*Challenges*
(1) In the post on Singapore's retirement age, to what age will the minimum retirement age be raised by 2030?
(2) Check each statement against the post on Singapore's retirement age and answer yes or no, quoting the words from the post that decide it. (a) The minimum retirement age is currently 62. (b) The re-employment age will be raised to 70 by 2030. (c) The post is sponsored.
(3) Write the next part of the post on Singapore's retirement age, starting after its last sentence.

*Page text*
.....

I will just talk to myself about my own opinions. I think the talk essentially was trying to answer a question:

How much does a Singaporean need to retire adequately? (Consequently, is the Govt and CPF doing enough?)
Note: This post represent solely my own opinions and are not affiliated to any organisations. Yea, it is not a sponsored post.


In the recent NDP rally, Our Prime Minister spoke of raising the retirement age and re-employment ages progressively from now till 2030. Firstly, I can imagine it to be quite an unpopular policy given the older folks and business owners I have spoken to. But the government seems quite positive about this so let's hope they are right. My foreigner boss actually credited our government for thinking so far ahead of time saying that usually governments only care about the next election.

Definitions (if we still do not understand what it means for us):

1. Retirement age:
Employers are not supposed to terminate us unfairly due to age below the retirement age. The minimum retirement age is 62. This will be raised to 65 by 2030.

2. Re-employment age:
While we are employed, employers must offer re-employment to eligible employees who are turning 62, up to age 67. This will also be raised to 70 by 2030.

These are enforced under the [1] RETIREMENT AND RE-EMPLOYMENT ACT (CHAPTER 274A) to protect our rights. For accuracy, please visit the site.

First of all, it will take some convincing for employers to continue to employ elderly workers (whose CPF contributions will now also be on par with the younger folks). This could translate into additional business costs for companies. Is there any incentive for business owners to align to this policy? (e.g. tax rebates etc for a % of elderly Singaporeans hired?)

.....

*Data segment*
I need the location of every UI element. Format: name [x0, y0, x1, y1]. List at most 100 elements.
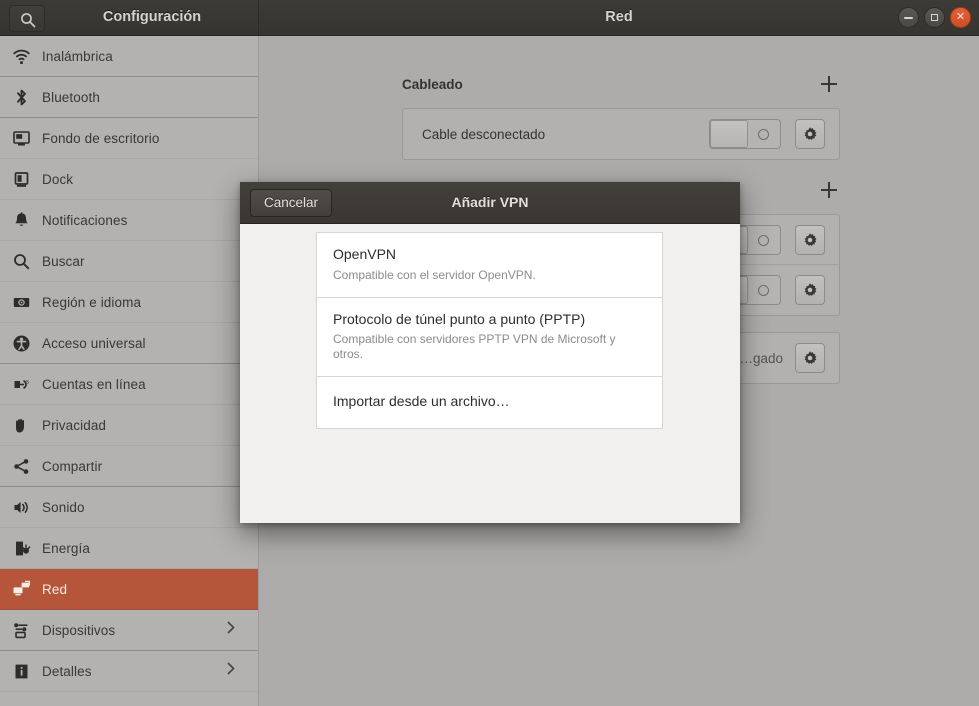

.....

*Answers in order*
(1) 65

(2)
(a) Yes: "The minimum retirement age is 62."
(b) Yes: "This will also be raised to 70 by 2030."
(c) No: "Yea, it is not a sponsored post."

(3)
Source: CNA NDR 2019: From retirement age to climate change, here are 9 things you need to know
A few older folks I have spoke to also do not want to work until so old (In their words: Wa lau, work till die meh?). Many are working not because they want to but they have to to make ends meet. There is some disparity here from the narrative that older workers want to work longer.

Another pressing concern is that as an elderly, we may get retrenched in a better job prior to 62. Therefore many will not be holding jobs that make them eligible for re-employment.

This is perhaps better illustrated by this graph taken from the Report by MOM on the [2]Labour Force in Singapore 2017:

In 2017, the number of elderly (>60) employed rose to 14% from 6.1% in 2007.
We somehow have to shift that curve towards the (rather exaggerated) brown one.














The policy changes sounds good on paper (nice in theory), but time will tell if they really pan out as we imagined. Let's hope that it is not too late by then.

Now, this is where the other tool called CPF comes in.

So, What is CPF? Can eat one?

Since CPF was started in 1955 by the British and our first self-governance's Chief Minister David Marshall [3], it has become a much different instrument for Singaporeans. Our living standards have improved, but so has our cost of living. As such, many people start to feel that CPF may not be adequate for citizen's retirement needs.

In my understanding, CPF originally was only meant for catering to the retirement needs of old and aged Singaporeans through enforced savings but has since started to cater for a range of things. (we shall not go into specifics here but just to illustrate that it has evolved with time)

4 major things we can now use CPF for:
1. Public Housing since 1968 [4]
2. Healthcare needs: Medisave started in 1984 [5]
3. Investing for higher returns in 1986 (later became CPFIS) [6]
4. Education for tertiary education (self/children) since 1989 [7]

For full list of timeline changes to CPF, refer to here.

Then and Now: I think we have already liberalised CPF's usage over the years to cover alot of things. 
I think you get the point that CPF has changed already been changed to "GiveUsBack" our money over the years so that we can use it to enjoy certain benefits such as to tend to our housing needs, education and healthcare needs. But, there is a catch. Because ultimately it is still meant for retirement, funds "borrowed" will have to be returned in some way...

So, is CPF enough for our retirement?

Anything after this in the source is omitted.